# Supplied records

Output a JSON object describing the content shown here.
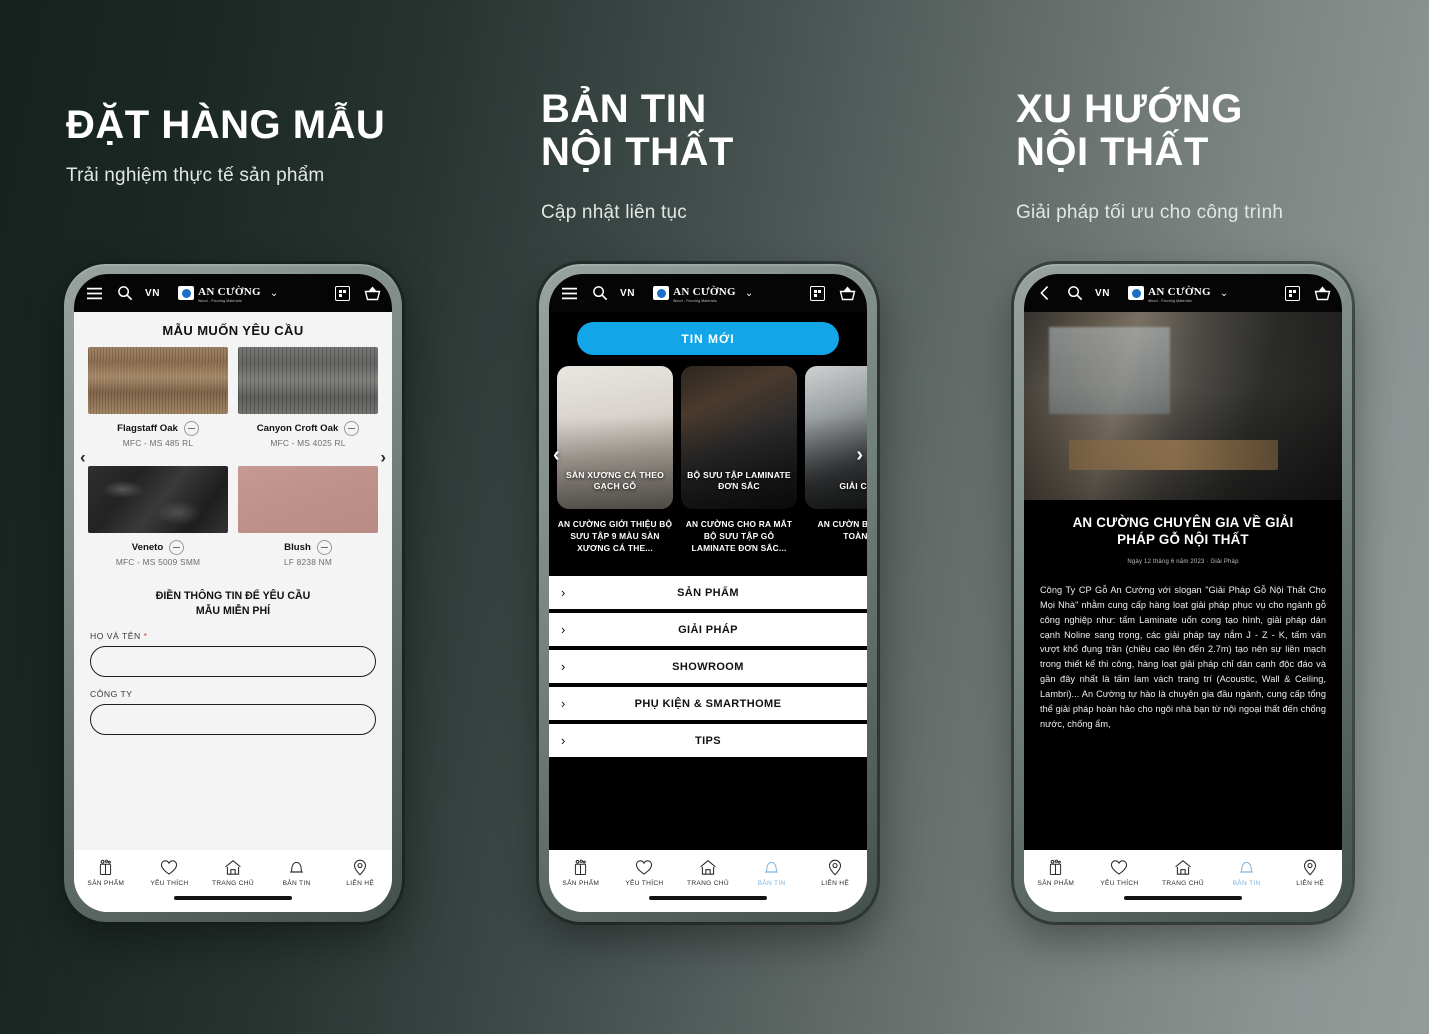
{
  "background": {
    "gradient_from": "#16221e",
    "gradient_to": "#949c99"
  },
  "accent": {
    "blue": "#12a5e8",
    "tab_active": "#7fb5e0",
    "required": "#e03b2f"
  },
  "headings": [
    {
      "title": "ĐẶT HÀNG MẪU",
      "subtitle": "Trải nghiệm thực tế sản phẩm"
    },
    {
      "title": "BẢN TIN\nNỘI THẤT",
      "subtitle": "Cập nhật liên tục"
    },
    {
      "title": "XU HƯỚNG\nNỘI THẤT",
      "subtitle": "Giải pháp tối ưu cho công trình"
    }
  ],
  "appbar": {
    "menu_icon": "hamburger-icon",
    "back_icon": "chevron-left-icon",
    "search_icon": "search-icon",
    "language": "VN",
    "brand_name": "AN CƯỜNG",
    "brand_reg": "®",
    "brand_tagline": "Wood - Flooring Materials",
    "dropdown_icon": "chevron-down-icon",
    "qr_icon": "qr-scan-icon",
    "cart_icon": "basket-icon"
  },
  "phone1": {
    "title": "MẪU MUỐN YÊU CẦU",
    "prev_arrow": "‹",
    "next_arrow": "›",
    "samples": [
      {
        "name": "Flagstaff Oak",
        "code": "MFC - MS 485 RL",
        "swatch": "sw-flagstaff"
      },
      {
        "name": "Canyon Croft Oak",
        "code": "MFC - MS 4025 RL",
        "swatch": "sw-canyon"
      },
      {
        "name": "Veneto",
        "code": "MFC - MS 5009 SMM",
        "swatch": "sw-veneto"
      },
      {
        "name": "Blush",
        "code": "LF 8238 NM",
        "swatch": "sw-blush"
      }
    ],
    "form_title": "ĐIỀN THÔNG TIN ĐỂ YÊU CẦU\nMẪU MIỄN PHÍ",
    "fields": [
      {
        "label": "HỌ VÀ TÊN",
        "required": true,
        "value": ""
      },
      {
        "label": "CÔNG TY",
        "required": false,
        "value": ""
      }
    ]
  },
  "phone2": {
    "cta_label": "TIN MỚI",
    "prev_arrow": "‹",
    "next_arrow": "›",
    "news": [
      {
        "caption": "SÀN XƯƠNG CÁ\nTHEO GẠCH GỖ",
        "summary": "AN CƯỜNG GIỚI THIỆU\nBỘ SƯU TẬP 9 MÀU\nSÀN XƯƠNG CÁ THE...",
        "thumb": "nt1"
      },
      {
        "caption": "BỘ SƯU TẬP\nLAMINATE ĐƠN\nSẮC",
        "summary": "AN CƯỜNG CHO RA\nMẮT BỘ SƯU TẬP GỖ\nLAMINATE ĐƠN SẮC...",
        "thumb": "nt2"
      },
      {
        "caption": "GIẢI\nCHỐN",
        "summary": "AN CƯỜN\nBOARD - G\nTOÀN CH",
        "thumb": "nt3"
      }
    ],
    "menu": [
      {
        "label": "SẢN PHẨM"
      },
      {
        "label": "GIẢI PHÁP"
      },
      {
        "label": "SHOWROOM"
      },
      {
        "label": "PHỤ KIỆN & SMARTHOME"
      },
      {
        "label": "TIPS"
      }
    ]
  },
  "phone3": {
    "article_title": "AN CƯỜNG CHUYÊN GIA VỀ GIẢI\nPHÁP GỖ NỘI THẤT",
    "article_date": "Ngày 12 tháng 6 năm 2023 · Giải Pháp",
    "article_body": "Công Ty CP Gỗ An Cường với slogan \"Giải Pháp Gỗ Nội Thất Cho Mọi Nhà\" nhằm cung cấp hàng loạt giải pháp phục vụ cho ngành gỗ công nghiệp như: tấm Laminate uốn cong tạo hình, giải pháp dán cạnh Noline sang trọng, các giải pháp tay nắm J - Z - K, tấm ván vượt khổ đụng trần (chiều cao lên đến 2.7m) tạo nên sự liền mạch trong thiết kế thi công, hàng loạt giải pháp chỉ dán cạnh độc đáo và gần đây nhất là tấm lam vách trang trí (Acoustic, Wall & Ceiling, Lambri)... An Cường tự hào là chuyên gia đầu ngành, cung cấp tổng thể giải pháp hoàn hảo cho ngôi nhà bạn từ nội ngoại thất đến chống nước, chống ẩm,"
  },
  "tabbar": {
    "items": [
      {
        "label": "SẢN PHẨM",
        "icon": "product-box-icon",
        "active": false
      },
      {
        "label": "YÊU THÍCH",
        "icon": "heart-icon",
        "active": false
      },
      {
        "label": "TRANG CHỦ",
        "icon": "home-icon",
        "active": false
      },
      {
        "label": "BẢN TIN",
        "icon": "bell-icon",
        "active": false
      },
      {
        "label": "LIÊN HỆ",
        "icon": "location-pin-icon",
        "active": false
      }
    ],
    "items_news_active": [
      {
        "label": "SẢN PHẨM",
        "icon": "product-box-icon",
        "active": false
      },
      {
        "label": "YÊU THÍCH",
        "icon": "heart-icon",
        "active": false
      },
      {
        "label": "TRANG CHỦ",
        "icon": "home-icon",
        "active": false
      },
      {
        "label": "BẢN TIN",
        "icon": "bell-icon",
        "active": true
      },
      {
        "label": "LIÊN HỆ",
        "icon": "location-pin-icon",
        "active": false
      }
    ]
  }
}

* * *

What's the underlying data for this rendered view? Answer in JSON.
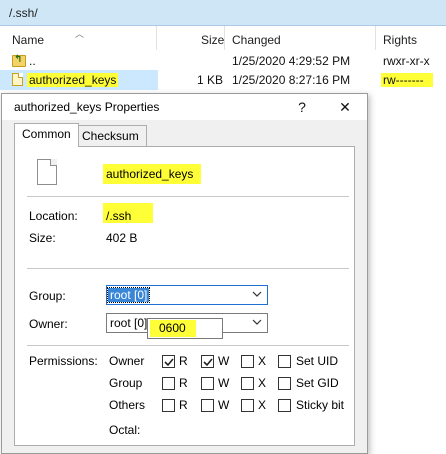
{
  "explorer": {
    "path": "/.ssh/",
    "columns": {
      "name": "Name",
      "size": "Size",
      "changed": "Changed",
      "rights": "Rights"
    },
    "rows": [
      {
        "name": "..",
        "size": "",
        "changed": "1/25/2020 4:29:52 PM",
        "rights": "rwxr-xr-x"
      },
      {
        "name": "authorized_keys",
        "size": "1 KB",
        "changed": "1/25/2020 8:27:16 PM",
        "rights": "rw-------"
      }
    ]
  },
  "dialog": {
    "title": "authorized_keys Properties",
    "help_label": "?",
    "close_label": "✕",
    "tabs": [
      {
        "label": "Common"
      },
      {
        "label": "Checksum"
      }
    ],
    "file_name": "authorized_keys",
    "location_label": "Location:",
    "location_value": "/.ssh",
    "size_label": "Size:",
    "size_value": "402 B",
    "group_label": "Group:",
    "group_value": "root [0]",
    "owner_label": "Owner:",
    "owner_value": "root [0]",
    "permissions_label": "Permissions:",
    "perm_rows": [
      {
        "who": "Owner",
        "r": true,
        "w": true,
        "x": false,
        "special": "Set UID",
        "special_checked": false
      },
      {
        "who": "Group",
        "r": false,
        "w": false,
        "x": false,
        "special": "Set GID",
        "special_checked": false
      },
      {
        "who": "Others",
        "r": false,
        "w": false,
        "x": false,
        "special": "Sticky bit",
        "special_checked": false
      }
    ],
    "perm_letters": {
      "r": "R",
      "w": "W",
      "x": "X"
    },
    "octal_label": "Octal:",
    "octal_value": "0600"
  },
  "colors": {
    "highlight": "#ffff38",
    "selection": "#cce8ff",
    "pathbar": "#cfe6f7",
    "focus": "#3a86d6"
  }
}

# Problem details
Identify each line in the records above that contains the word "summary", and copy it out in full.

# Result for this task
        "summary": "AN CƯỜNG GIỚI THIỆU\nBỘ SƯU TẬP 9 MÀU\nSÀN XƯƠNG CÁ THE...",
        "summary": "AN CƯỜNG CHO RA\nMẮT BỘ SƯU TẬP GỖ\nLAMINATE ĐƠN SẮC...",
        "summary": "AN CƯỜN\nBOARD - G\nTOÀN CH",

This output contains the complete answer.